[Records from a collection of figures]
★ ★ ★

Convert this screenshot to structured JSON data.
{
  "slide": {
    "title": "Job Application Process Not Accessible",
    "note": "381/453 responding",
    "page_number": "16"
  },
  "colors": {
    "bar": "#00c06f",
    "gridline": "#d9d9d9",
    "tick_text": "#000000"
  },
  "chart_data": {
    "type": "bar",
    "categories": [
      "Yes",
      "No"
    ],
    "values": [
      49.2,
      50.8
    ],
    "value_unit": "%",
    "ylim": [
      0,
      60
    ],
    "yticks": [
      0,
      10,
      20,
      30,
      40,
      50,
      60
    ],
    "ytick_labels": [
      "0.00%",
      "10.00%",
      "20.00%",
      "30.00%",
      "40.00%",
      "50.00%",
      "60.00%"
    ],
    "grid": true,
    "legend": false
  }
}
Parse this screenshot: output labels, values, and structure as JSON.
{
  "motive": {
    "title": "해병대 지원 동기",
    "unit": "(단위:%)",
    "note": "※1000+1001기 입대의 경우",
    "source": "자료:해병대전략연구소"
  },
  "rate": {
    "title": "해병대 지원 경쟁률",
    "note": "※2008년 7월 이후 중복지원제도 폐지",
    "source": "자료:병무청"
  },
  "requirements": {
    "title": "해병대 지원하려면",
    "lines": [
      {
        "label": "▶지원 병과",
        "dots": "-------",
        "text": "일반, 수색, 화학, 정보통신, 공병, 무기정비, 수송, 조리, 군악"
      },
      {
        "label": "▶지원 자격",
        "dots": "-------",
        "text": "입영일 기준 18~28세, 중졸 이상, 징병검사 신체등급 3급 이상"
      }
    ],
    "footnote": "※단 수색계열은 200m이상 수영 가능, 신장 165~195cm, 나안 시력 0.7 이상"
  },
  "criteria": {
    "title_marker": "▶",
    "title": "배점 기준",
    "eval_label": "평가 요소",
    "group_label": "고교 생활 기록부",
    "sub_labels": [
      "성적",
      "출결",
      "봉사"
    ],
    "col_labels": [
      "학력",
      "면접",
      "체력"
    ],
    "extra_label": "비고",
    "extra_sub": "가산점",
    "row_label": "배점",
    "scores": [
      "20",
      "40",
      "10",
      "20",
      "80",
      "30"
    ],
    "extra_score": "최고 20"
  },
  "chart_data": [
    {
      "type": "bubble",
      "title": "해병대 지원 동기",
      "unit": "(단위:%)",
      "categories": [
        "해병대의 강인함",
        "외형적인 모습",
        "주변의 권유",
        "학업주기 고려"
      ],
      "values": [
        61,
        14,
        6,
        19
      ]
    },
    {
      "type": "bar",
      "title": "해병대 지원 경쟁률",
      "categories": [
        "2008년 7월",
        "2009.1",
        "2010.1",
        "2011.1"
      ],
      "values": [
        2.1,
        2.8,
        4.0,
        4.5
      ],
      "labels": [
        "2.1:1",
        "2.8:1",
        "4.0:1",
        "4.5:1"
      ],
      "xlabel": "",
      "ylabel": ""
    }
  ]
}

★ ★ ★

Set problem
Return the entries above exactly, each one complete.

Answer to this exercise
Convert this screenshot to structured JSON data.
{
  "slide": {
    "title": "Job Application Process Not Accessible",
    "note": "381/453 responding",
    "page_number": "16"
  },
  "colors": {
    "bar": "#00c06f",
    "gridline": "#d9d9d9",
    "tick_text": "#000000"
  },
  "chart_data": {
    "type": "bar",
    "categories": [
      "Yes",
      "No"
    ],
    "values": [
      49.2,
      50.8
    ],
    "value_unit": "%",
    "ylim": [
      0,
      60
    ],
    "yticks": [
      0,
      10,
      20,
      30,
      40,
      50,
      60
    ],
    "ytick_labels": [
      "0.00%",
      "10.00%",
      "20.00%",
      "30.00%",
      "40.00%",
      "50.00%",
      "60.00%"
    ],
    "grid": true,
    "legend": false
  }
}
Parse this screenshot: output labels, values, and structure as JSON.
{
  "motive": {
    "title": "해병대 지원 동기",
    "unit": "(단위:%)",
    "note": "※1000+1001기 입대의 경우",
    "source": "자료:해병대전략연구소"
  },
  "rate": {
    "title": "해병대 지원 경쟁률",
    "note": "※2008년 7월 이후 중복지원제도 폐지",
    "source": "자료:병무청"
  },
  "requirements": {
    "title": "해병대 지원하려면",
    "lines": [
      {
        "label": "▶지원 병과",
        "dots": "-------",
        "text": "일반, 수색, 화학, 정보통신, 공병, 무기정비, 수송, 조리, 군악"
      },
      {
        "label": "▶지원 자격",
        "dots": "-------",
        "text": "입영일 기준 18~28세, 중졸 이상, 징병검사 신체등급 3급 이상"
      }
    ],
    "footnote": "※단 수색계열은 200m이상 수영 가능, 신장 165~195cm, 나안 시력 0.7 이상"
  },
  "criteria": {
    "title_marker": "▶",
    "title": "배점 기준",
    "eval_label": "평가 요소",
    "group_label": "고교 생활 기록부",
    "sub_labels": [
      "성적",
      "출결",
      "봉사"
    ],
    "col_labels": [
      "학력",
      "면접",
      "체력"
    ],
    "extra_label": "비고",
    "extra_sub": "가산점",
    "row_label": "배점",
    "scores": [
      "20",
      "40",
      "10",
      "20",
      "80",
      "30"
    ],
    "extra_score": "최고 20"
  },
  "chart_data": [
    {
      "type": "bubble",
      "title": "해병대 지원 동기",
      "unit": "(단위:%)",
      "categories": [
        "해병대의 강인함",
        "외형적인 모습",
        "주변의 권유",
        "학업주기 고려"
      ],
      "values": [
        61,
        14,
        6,
        19
      ]
    },
    {
      "type": "bar",
      "title": "해병대 지원 경쟁률",
      "categories": [
        "2008년 7월",
        "2009.1",
        "2010.1",
        "2011.1"
      ],
      "values": [
        2.1,
        2.8,
        4.0,
        4.5
      ],
      "labels": [
        "2.1:1",
        "2.8:1",
        "4.0:1",
        "4.5:1"
      ],
      "xlabel": "",
      "ylabel": ""
    }
  ]
}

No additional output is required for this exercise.